-- Directive --
Lift every line from the entries that includes the word "needed".

-- Data for processing --
━━━━━━━━━━━━━━━━━━━━

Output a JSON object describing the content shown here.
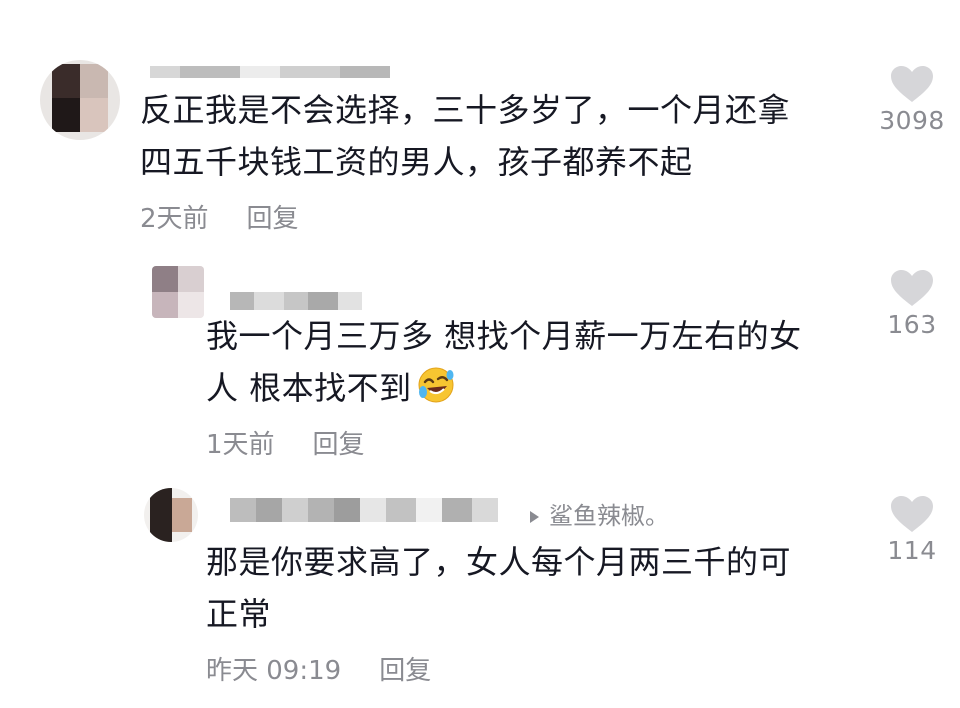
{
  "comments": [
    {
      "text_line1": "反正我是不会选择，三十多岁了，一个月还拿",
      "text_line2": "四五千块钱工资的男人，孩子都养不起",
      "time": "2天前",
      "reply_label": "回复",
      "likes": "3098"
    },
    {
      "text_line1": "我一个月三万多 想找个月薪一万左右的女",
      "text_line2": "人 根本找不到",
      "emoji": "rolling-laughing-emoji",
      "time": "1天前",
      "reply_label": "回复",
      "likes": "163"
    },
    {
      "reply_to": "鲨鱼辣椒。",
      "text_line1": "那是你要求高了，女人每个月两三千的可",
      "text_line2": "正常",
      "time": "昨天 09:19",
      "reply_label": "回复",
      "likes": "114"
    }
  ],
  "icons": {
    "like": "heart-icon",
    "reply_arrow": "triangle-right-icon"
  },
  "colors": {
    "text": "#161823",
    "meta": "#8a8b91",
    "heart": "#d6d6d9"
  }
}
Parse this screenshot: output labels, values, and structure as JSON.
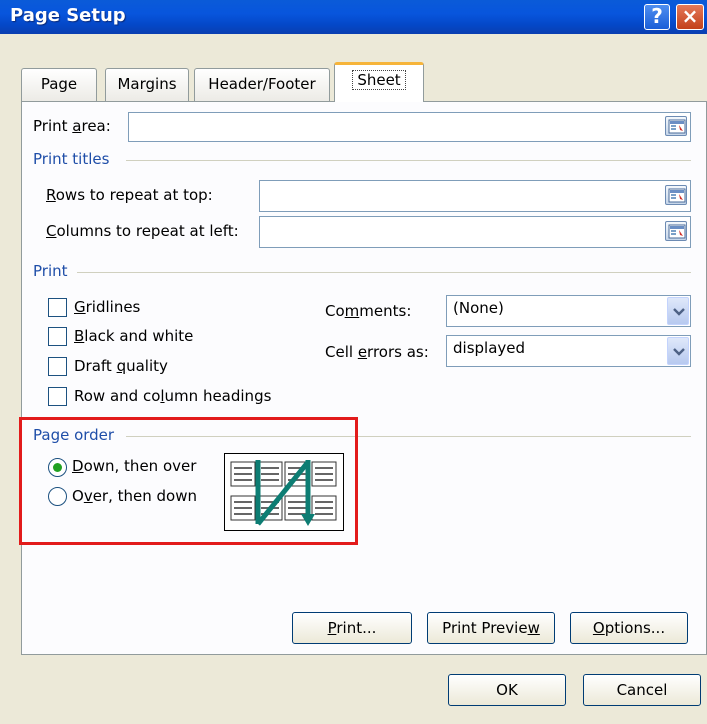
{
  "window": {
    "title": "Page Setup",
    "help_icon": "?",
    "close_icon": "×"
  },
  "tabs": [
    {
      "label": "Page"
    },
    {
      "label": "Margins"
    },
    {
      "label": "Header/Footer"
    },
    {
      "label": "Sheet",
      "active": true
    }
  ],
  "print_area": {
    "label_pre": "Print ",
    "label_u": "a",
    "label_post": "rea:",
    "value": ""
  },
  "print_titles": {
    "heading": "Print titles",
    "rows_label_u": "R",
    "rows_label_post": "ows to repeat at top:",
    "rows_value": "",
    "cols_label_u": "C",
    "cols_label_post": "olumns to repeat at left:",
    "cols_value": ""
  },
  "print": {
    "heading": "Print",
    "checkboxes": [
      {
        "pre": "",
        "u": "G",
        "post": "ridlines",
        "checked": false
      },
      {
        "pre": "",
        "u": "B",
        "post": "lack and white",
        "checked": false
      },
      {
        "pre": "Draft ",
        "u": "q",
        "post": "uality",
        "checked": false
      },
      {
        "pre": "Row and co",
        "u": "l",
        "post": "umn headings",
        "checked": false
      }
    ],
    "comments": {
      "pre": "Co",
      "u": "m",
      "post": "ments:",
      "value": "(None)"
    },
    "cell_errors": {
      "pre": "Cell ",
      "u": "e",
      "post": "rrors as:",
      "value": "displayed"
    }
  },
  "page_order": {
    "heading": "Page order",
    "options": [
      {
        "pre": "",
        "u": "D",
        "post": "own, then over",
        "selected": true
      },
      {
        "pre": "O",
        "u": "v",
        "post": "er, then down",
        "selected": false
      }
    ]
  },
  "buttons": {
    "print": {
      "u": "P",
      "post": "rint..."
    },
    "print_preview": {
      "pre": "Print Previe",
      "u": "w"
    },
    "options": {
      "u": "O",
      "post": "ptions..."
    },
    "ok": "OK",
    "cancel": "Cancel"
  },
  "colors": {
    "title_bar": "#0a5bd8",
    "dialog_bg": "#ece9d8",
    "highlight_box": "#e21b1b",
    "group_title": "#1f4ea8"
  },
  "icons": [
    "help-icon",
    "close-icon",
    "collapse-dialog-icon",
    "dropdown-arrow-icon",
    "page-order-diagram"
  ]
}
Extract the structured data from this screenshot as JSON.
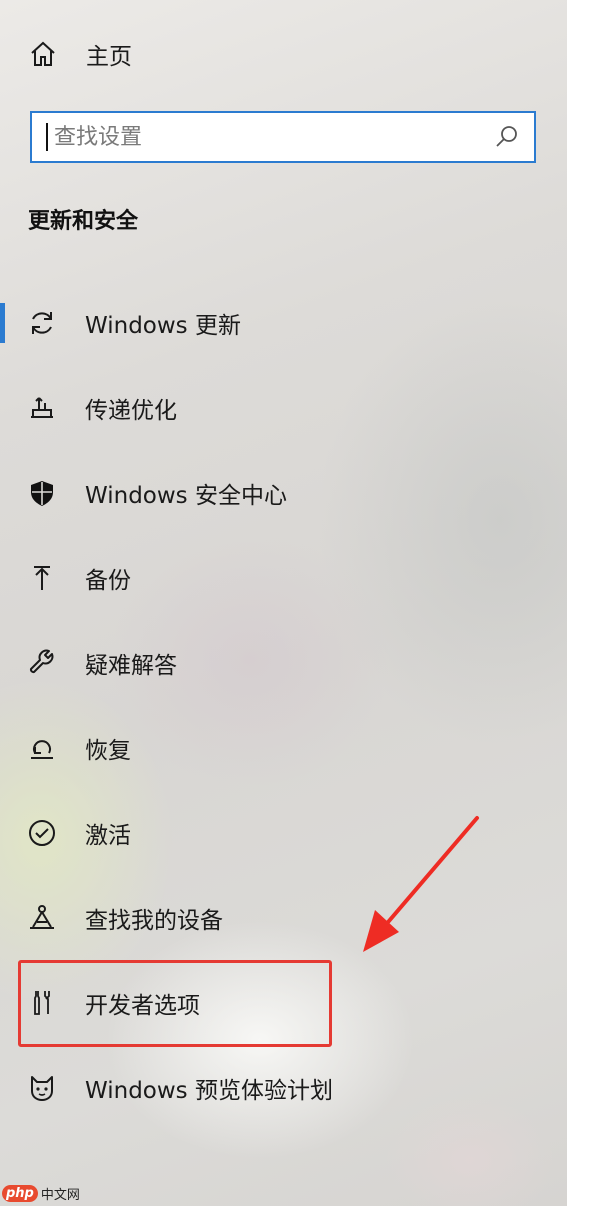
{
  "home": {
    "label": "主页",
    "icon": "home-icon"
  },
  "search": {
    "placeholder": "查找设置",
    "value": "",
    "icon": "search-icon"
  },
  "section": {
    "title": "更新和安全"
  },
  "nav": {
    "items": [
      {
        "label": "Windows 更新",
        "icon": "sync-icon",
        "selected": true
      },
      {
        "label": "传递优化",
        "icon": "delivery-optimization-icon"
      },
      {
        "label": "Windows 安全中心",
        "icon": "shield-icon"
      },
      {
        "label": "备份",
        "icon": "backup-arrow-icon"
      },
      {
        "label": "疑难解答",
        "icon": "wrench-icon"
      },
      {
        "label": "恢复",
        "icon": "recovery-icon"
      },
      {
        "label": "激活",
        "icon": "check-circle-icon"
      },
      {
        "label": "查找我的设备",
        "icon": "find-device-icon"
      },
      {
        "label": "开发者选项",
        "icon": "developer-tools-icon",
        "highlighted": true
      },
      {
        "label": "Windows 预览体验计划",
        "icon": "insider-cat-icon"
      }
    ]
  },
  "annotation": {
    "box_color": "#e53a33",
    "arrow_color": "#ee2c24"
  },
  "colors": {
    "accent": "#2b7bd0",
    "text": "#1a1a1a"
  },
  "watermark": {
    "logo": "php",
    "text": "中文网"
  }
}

━━━━━━━━━━━━━━━━━━━━

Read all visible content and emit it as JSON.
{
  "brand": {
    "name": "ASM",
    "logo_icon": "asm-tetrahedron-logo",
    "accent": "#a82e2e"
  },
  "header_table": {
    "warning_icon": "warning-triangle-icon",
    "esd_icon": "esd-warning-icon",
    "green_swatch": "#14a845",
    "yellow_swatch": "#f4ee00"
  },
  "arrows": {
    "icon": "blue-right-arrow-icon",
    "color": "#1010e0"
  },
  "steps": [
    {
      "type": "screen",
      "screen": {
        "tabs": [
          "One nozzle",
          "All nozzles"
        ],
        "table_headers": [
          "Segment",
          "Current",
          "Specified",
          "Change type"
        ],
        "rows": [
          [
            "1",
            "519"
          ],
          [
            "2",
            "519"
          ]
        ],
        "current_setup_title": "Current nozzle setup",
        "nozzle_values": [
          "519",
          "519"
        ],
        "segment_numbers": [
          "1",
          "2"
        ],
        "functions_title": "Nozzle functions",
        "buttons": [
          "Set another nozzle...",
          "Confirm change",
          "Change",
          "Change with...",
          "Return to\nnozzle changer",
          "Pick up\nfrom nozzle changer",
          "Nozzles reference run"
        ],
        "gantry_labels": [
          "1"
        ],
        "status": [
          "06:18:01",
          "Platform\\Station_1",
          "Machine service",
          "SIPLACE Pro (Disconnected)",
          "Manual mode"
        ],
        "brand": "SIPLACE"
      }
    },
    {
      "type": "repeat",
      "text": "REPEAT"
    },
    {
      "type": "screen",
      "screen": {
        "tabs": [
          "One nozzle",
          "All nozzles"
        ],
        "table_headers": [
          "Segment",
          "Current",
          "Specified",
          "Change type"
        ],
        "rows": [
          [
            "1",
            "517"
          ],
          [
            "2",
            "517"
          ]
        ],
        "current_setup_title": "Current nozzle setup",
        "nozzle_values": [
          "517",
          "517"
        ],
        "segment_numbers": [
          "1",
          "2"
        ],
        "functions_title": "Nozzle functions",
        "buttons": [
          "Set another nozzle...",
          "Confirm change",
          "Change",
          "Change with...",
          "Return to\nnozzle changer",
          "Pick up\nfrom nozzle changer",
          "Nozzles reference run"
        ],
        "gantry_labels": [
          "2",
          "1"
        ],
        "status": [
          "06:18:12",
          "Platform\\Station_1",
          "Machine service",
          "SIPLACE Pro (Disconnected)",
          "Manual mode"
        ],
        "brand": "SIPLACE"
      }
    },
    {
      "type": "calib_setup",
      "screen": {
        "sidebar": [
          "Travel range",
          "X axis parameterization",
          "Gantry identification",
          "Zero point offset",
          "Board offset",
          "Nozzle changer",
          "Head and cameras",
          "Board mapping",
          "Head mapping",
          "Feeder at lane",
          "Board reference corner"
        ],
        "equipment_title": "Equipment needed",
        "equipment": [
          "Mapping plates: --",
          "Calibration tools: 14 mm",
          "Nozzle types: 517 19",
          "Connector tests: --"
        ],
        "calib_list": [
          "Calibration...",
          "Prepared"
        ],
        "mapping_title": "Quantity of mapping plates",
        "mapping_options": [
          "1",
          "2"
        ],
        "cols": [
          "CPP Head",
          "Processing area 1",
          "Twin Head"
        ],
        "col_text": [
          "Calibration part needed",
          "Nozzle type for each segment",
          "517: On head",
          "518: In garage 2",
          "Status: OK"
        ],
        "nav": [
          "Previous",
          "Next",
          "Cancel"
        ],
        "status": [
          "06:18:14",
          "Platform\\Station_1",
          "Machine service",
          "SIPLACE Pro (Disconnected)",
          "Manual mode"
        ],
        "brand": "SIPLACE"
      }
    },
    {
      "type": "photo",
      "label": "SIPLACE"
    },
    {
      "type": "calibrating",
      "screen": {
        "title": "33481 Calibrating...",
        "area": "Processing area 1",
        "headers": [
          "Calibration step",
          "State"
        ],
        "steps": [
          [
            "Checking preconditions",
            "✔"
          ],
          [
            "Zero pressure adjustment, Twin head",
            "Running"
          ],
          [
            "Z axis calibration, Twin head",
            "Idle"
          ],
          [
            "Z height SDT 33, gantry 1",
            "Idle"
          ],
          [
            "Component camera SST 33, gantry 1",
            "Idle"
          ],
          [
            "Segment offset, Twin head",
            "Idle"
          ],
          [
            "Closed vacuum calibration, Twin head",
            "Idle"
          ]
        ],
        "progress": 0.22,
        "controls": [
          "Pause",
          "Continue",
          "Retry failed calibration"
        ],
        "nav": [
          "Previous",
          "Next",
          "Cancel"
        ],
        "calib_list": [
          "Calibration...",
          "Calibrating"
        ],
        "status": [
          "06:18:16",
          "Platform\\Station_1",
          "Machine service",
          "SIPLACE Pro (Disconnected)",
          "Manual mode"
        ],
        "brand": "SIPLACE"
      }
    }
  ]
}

━━━━━━━━━━━━━━━━━━━━

-- Solution for this problem --
        "equipment_title": "Equipment needed",
          "Calibration part needed",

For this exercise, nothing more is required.